Written problem:
Copy every line of the data that contains the string "name".

Source material:

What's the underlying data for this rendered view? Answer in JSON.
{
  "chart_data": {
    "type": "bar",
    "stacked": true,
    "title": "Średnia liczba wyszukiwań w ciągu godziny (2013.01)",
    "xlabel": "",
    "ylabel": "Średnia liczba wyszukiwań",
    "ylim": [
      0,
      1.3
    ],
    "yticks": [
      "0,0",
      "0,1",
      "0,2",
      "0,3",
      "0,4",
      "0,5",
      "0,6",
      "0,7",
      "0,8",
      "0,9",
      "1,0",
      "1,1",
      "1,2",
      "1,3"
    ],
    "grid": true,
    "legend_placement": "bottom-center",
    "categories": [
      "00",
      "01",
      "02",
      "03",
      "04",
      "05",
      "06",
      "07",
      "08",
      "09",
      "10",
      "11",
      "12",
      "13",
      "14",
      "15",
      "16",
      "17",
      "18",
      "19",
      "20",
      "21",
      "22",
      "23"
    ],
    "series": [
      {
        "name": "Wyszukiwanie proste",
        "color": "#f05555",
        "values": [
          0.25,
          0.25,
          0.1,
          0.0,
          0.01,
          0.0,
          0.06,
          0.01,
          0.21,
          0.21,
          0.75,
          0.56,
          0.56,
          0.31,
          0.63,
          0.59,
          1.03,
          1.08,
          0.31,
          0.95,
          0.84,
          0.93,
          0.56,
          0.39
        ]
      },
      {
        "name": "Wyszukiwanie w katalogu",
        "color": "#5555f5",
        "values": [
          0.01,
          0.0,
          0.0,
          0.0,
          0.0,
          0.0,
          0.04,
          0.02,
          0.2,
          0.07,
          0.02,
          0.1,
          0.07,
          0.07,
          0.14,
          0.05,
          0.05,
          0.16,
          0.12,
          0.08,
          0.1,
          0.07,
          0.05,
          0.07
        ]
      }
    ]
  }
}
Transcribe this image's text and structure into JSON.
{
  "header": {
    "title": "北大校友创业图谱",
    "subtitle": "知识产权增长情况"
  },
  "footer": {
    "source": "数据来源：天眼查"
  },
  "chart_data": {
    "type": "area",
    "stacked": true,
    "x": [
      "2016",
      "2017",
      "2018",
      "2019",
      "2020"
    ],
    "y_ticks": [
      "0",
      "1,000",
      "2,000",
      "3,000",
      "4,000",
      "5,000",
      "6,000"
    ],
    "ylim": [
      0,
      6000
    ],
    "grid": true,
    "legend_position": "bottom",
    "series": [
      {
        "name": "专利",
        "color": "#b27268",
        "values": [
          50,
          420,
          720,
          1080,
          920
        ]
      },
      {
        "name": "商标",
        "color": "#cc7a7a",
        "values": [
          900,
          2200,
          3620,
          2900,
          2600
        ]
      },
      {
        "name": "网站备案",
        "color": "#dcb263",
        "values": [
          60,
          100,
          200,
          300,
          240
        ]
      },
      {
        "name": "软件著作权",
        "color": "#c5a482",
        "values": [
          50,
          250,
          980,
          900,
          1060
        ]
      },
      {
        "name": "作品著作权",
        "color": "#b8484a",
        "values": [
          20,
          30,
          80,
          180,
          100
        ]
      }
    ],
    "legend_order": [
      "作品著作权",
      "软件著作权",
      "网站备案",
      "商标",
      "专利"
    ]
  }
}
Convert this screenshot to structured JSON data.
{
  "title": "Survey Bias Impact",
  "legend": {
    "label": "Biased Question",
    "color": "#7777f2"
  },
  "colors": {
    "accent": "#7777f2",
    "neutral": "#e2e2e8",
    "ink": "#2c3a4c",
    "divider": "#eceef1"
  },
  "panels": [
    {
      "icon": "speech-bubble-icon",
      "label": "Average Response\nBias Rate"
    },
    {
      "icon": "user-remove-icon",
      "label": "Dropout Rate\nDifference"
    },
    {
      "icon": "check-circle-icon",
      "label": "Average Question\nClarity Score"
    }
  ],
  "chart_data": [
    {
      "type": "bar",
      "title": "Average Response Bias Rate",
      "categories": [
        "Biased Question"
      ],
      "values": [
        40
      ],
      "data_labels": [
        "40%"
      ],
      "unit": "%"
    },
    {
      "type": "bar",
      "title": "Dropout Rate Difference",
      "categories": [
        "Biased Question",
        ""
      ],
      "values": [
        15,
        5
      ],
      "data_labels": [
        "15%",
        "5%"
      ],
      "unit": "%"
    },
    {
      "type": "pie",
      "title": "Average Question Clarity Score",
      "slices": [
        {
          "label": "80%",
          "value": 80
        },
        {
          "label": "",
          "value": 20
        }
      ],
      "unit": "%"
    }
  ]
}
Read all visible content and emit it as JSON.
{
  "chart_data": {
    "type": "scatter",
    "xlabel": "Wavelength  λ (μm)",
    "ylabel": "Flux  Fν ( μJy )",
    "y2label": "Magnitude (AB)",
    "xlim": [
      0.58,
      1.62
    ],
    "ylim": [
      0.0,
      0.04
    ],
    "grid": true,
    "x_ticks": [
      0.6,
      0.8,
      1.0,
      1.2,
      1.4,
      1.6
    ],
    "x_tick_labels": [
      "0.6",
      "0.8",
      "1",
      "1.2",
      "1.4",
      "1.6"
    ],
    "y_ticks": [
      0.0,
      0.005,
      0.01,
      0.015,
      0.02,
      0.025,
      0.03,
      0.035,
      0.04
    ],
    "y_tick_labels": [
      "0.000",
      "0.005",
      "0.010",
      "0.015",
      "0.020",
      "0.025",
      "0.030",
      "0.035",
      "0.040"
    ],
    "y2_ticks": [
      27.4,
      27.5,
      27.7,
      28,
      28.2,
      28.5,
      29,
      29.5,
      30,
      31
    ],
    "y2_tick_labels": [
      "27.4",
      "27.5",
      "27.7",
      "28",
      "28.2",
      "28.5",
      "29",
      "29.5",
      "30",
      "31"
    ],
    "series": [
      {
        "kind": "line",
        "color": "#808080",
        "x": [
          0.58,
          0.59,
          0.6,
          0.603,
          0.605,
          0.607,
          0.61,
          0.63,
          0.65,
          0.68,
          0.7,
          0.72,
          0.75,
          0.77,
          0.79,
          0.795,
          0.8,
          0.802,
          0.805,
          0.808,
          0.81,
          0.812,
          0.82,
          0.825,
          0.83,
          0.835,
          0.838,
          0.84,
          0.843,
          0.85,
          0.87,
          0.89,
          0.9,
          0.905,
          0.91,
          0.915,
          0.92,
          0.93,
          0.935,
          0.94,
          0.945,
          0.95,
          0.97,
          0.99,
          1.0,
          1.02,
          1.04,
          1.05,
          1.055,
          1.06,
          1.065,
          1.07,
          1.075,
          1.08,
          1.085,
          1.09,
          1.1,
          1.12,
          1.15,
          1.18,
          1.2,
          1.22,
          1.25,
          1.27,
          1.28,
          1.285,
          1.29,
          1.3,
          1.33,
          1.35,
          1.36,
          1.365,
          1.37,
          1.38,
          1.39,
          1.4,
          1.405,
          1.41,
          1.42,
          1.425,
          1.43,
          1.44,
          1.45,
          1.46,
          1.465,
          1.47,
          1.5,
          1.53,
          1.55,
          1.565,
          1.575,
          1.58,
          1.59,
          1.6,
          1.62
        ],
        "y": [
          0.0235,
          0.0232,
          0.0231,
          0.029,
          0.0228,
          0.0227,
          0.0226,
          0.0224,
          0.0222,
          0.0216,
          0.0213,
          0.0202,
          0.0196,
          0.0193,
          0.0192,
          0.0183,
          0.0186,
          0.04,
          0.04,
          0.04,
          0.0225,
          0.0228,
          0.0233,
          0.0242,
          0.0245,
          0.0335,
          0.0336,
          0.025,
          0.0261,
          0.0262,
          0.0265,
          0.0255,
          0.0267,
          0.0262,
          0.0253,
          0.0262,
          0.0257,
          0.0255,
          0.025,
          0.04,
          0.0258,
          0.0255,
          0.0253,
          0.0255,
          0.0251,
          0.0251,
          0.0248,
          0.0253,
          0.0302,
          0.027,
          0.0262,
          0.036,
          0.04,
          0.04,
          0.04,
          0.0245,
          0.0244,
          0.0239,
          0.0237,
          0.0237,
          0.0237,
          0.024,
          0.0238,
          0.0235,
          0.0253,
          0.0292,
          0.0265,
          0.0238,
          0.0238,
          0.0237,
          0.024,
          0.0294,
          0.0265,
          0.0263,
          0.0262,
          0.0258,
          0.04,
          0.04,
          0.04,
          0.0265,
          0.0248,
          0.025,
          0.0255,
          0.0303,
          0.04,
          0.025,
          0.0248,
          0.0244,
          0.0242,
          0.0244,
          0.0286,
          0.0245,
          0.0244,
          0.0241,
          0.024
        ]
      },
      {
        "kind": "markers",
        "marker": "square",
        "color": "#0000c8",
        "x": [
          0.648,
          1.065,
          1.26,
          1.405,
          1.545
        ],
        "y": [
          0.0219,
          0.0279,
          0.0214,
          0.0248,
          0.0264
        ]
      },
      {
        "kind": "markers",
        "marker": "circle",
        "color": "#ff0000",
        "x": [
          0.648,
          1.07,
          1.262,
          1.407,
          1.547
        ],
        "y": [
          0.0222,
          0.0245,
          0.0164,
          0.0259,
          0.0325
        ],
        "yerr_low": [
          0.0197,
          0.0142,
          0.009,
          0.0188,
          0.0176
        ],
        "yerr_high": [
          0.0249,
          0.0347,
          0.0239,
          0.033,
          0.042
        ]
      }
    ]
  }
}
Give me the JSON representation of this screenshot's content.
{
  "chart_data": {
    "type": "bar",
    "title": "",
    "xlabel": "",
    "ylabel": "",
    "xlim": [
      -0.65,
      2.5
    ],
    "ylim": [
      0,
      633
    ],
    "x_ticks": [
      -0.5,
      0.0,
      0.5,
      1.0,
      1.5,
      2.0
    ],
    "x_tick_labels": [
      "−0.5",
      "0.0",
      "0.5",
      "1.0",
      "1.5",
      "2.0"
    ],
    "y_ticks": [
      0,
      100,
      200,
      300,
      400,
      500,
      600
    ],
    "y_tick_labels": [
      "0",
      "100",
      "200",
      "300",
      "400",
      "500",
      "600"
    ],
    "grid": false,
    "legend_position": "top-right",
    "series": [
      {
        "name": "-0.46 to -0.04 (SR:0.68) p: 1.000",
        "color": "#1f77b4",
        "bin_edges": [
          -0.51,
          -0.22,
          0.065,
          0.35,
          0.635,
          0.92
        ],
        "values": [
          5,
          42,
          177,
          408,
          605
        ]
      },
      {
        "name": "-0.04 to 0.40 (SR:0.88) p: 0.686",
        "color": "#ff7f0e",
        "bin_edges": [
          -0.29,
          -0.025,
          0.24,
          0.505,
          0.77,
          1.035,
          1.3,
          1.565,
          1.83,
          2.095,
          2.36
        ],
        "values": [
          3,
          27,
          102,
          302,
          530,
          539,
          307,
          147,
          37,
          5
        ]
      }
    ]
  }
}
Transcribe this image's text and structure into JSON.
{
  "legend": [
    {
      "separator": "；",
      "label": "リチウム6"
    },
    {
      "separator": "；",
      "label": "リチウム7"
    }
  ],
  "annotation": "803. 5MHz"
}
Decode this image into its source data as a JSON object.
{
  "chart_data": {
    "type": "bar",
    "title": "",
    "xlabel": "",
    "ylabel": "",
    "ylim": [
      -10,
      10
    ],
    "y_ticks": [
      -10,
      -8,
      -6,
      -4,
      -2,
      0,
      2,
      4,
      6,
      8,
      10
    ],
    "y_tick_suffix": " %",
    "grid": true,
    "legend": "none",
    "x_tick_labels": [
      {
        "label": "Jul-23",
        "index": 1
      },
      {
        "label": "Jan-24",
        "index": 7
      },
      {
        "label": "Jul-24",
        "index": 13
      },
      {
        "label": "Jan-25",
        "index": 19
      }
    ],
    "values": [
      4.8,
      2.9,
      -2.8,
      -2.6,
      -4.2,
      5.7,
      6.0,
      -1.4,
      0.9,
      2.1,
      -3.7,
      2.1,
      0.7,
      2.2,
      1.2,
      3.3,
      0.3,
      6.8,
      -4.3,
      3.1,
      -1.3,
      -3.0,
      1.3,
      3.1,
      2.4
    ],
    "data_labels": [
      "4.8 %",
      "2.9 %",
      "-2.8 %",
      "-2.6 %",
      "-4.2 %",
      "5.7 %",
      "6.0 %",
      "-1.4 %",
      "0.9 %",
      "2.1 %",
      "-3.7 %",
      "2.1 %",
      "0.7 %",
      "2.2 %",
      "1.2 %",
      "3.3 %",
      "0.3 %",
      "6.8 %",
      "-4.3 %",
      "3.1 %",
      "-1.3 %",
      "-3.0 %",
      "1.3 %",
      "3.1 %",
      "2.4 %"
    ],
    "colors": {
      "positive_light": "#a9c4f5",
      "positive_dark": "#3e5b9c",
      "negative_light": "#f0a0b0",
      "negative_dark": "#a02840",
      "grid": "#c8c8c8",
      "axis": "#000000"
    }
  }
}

Written response:
        "name": "Wyszukiwanie proste",
        "name": "Wyszukiwanie w katalogu",
        "name": "专利",
        "name": "商标",
        "name": "网站备案",
        "name": "软件著作权",
        "name": "作品著作权",
        "name": "-0.46 to -0.04 (SR:0.68) p: 1.000",
        "name": "-0.04 to 0.40 (SR:0.88) p: 0.686",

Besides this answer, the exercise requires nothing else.